RECORD EXCERPTS:
---*---
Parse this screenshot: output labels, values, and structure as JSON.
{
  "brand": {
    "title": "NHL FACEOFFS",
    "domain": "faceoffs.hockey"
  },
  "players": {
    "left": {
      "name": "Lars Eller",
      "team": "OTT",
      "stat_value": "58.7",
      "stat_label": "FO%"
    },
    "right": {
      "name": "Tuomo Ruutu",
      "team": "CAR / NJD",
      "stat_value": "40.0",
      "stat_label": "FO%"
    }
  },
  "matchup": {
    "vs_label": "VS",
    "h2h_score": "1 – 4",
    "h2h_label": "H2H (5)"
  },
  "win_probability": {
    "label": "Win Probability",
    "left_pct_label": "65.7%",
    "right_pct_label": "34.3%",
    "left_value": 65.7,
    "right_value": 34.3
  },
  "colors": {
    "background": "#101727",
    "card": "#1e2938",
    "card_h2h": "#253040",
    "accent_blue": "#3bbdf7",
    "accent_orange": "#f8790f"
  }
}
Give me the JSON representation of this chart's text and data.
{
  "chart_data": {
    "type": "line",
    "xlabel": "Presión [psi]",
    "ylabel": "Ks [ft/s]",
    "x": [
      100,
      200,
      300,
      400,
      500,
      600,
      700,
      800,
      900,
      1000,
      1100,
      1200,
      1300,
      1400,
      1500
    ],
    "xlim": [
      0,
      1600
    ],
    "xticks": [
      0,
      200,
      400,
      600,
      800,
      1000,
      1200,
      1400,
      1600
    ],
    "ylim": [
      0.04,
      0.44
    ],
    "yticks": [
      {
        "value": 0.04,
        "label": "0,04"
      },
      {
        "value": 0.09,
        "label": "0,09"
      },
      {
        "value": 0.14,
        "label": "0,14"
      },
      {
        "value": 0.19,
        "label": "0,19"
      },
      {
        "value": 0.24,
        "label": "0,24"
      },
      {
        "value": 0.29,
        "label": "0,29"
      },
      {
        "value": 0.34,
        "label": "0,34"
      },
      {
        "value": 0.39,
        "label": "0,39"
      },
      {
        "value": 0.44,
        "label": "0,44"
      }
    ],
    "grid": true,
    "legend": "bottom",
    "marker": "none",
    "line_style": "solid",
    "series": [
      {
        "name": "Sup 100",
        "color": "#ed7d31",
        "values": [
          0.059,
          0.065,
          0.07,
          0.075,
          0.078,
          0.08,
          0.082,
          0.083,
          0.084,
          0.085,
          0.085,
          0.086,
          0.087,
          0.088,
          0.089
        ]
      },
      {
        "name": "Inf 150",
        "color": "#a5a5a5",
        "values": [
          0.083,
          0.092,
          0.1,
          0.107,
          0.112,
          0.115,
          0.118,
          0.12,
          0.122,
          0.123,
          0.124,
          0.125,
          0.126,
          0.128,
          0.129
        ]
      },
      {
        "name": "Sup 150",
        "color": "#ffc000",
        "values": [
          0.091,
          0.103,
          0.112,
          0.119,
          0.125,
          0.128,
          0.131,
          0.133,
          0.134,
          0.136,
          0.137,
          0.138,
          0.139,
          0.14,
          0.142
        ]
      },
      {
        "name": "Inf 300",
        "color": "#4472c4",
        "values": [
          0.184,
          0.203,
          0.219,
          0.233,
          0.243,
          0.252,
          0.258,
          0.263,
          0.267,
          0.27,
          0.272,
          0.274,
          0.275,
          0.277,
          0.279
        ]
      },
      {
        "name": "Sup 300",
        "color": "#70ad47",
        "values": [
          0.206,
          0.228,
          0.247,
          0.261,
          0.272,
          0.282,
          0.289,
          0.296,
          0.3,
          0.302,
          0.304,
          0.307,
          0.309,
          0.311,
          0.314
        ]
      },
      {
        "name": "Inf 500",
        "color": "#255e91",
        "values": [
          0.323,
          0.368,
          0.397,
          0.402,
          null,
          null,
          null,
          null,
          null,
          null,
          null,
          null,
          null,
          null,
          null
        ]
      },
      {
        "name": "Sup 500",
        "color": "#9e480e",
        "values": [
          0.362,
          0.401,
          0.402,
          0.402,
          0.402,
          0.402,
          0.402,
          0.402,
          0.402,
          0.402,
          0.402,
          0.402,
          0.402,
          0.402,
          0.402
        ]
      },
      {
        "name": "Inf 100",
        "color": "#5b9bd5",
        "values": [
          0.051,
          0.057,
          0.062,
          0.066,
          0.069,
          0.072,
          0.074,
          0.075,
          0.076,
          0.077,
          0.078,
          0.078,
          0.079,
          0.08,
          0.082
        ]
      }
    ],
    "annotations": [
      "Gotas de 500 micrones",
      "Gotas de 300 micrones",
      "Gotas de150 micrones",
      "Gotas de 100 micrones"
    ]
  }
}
---*---
WHAT THIS TASK INVOLVES:
Please quote every record above exactly as it appears.

SOLUTION FOR THIS PROBLEM:
Parse this screenshot: output labels, values, and structure as JSON.
{
  "brand": {
    "title": "NHL FACEOFFS",
    "domain": "faceoffs.hockey"
  },
  "players": {
    "left": {
      "name": "Lars Eller",
      "team": "OTT",
      "stat_value": "58.7",
      "stat_label": "FO%"
    },
    "right": {
      "name": "Tuomo Ruutu",
      "team": "CAR / NJD",
      "stat_value": "40.0",
      "stat_label": "FO%"
    }
  },
  "matchup": {
    "vs_label": "VS",
    "h2h_score": "1 – 4",
    "h2h_label": "H2H (5)"
  },
  "win_probability": {
    "label": "Win Probability",
    "left_pct_label": "65.7%",
    "right_pct_label": "34.3%",
    "left_value": 65.7,
    "right_value": 34.3
  },
  "colors": {
    "background": "#101727",
    "card": "#1e2938",
    "card_h2h": "#253040",
    "accent_blue": "#3bbdf7",
    "accent_orange": "#f8790f"
  }
}
Give me the JSON representation of this chart's text and data.
{
  "chart_data": {
    "type": "line",
    "xlabel": "Presión [psi]",
    "ylabel": "Ks [ft/s]",
    "x": [
      100,
      200,
      300,
      400,
      500,
      600,
      700,
      800,
      900,
      1000,
      1100,
      1200,
      1300,
      1400,
      1500
    ],
    "xlim": [
      0,
      1600
    ],
    "xticks": [
      0,
      200,
      400,
      600,
      800,
      1000,
      1200,
      1400,
      1600
    ],
    "ylim": [
      0.04,
      0.44
    ],
    "yticks": [
      {
        "value": 0.04,
        "label": "0,04"
      },
      {
        "value": 0.09,
        "label": "0,09"
      },
      {
        "value": 0.14,
        "label": "0,14"
      },
      {
        "value": 0.19,
        "label": "0,19"
      },
      {
        "value": 0.24,
        "label": "0,24"
      },
      {
        "value": 0.29,
        "label": "0,29"
      },
      {
        "value": 0.34,
        "label": "0,34"
      },
      {
        "value": 0.39,
        "label": "0,39"
      },
      {
        "value": 0.44,
        "label": "0,44"
      }
    ],
    "grid": true,
    "legend": "bottom",
    "marker": "none",
    "line_style": "solid",
    "series": [
      {
        "name": "Sup 100",
        "color": "#ed7d31",
        "values": [
          0.059,
          0.065,
          0.07,
          0.075,
          0.078,
          0.08,
          0.082,
          0.083,
          0.084,
          0.085,
          0.085,
          0.086,
          0.087,
          0.088,
          0.089
        ]
      },
      {
        "name": "Inf 150",
        "color": "#a5a5a5",
        "values": [
          0.083,
          0.092,
          0.1,
          0.107,
          0.112,
          0.115,
          0.118,
          0.12,
          0.122,
          0.123,
          0.124,
          0.125,
          0.126,
          0.128,
          0.129
        ]
      },
      {
        "name": "Sup 150",
        "color": "#ffc000",
        "values": [
          0.091,
          0.103,
          0.112,
          0.119,
          0.125,
          0.128,
          0.131,
          0.133,
          0.134,
          0.136,
          0.137,
          0.138,
          0.139,
          0.14,
          0.142
        ]
      },
      {
        "name": "Inf 300",
        "color": "#4472c4",
        "values": [
          0.184,
          0.203,
          0.219,
          0.233,
          0.243,
          0.252,
          0.258,
          0.263,
          0.267,
          0.27,
          0.272,
          0.274,
          0.275,
          0.277,
          0.279
        ]
      },
      {
        "name": "Sup 300",
        "color": "#70ad47",
        "values": [
          0.206,
          0.228,
          0.247,
          0.261,
          0.272,
          0.282,
          0.289,
          0.296,
          0.3,
          0.302,
          0.304,
          0.307,
          0.309,
          0.311,
          0.314
        ]
      },
      {
        "name": "Inf 500",
        "color": "#255e91",
        "values": [
          0.323,
          0.368,
          0.397,
          0.402,
          null,
          null,
          null,
          null,
          null,
          null,
          null,
          null,
          null,
          null,
          null
        ]
      },
      {
        "name": "Sup 500",
        "color": "#9e480e",
        "values": [
          0.362,
          0.401,
          0.402,
          0.402,
          0.402,
          0.402,
          0.402,
          0.402,
          0.402,
          0.402,
          0.402,
          0.402,
          0.402,
          0.402,
          0.402
        ]
      },
      {
        "name": "Inf 100",
        "color": "#5b9bd5",
        "values": [
          0.051,
          0.057,
          0.062,
          0.066,
          0.069,
          0.072,
          0.074,
          0.075,
          0.076,
          0.077,
          0.078,
          0.078,
          0.079,
          0.08,
          0.082
        ]
      }
    ],
    "annotations": [
      "Gotas de 500 micrones",
      "Gotas de 300 micrones",
      "Gotas de150 micrones",
      "Gotas de 100 micrones"
    ]
  }
}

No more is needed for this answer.